= Exercise aim =
In the listing below, locate the lines that hold the string "Vrba". Copy those lines.

= Data listing =
━━━━━━━━━━
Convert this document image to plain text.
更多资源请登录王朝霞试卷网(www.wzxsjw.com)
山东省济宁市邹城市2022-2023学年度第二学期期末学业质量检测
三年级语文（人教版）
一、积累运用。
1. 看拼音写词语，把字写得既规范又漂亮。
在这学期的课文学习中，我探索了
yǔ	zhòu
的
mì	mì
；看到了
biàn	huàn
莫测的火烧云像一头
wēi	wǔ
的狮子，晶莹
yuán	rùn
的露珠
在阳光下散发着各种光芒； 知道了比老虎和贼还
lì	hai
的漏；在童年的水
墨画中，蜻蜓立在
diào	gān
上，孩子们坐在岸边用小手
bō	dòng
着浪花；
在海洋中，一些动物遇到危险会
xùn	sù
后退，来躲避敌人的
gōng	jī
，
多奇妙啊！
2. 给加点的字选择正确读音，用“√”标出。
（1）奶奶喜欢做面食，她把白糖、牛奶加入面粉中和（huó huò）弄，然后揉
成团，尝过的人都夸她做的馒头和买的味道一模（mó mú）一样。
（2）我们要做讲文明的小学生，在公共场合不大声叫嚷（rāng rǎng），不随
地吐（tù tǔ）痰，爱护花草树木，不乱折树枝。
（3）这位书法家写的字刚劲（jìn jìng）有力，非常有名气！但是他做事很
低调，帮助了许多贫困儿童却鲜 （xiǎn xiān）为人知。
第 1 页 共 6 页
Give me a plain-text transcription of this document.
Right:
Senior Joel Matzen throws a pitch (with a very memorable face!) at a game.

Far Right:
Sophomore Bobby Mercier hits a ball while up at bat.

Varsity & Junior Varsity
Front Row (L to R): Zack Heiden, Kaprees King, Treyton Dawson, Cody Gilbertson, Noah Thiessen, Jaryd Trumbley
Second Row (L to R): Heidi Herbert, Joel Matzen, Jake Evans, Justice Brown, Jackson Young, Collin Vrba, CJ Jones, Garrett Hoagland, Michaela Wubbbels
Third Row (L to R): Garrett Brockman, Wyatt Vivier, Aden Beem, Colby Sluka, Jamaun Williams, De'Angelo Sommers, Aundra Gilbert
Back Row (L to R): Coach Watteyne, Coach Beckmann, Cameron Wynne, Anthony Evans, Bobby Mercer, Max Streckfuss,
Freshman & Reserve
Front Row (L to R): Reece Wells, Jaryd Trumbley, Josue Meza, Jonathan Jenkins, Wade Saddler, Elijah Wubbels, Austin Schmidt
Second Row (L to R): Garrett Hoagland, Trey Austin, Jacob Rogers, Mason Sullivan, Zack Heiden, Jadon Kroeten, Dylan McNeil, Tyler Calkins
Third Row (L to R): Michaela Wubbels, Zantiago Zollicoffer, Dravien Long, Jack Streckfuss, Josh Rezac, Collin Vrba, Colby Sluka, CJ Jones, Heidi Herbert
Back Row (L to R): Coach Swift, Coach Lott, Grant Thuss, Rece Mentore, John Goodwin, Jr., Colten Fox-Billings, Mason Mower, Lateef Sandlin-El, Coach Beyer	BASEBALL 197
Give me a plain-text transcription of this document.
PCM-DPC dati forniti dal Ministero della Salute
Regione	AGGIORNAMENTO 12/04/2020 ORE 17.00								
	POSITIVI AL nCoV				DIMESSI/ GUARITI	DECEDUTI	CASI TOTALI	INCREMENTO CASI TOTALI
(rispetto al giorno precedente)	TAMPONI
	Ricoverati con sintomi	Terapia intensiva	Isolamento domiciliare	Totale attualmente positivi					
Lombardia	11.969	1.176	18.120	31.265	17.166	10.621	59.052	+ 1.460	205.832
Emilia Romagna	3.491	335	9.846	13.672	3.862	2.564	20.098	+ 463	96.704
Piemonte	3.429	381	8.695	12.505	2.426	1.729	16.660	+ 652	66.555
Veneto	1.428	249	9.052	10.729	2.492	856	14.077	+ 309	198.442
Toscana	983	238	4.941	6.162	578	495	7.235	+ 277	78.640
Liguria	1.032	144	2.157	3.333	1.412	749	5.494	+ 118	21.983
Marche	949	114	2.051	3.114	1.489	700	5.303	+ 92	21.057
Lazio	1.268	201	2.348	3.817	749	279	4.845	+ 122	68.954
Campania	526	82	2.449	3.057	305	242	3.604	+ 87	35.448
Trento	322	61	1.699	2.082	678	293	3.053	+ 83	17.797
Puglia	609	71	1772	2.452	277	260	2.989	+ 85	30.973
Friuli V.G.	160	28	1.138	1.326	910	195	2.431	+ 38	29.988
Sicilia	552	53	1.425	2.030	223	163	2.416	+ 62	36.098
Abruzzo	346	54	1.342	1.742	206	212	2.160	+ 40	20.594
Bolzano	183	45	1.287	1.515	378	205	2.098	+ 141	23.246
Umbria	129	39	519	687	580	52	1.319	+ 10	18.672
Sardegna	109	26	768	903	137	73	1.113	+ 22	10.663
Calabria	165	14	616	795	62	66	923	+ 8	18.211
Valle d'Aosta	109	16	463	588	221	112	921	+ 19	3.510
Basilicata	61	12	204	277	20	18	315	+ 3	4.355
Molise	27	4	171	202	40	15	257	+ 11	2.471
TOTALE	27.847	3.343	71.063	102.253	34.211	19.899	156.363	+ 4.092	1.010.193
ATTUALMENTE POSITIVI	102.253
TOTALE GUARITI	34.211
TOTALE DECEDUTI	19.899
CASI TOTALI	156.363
━━━━━━━━━━
= Reply =
Second Row (L to R): Heidi Herbert, Joel Matzen, Jake Evans, Justice Brown, Jackson Young, Collin Vrba, CJ Jones, Garrett Hoagland, Michaela Wubbbels
Third Row (L to R): Michaela Wubbels, Zantiago Zollicoffer, Dravien Long, Jack Streckfuss, Josh Rezac, Collin Vrba, Colby Sluka, CJ Jones, Heidi Herbert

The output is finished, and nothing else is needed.